### TASK INSTRUCTIONS
Answer with one number only: the number of lines that include the word "problem".
====
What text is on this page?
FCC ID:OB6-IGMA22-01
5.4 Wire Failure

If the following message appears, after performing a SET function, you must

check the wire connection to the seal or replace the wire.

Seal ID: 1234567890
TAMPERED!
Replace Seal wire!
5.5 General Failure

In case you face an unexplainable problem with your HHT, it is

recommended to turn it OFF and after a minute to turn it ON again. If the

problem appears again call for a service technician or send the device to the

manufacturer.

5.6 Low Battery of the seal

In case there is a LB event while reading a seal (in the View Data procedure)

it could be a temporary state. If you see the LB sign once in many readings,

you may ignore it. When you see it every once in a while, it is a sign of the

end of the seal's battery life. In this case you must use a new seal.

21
====
### SOLUTION TO THIS TASK
2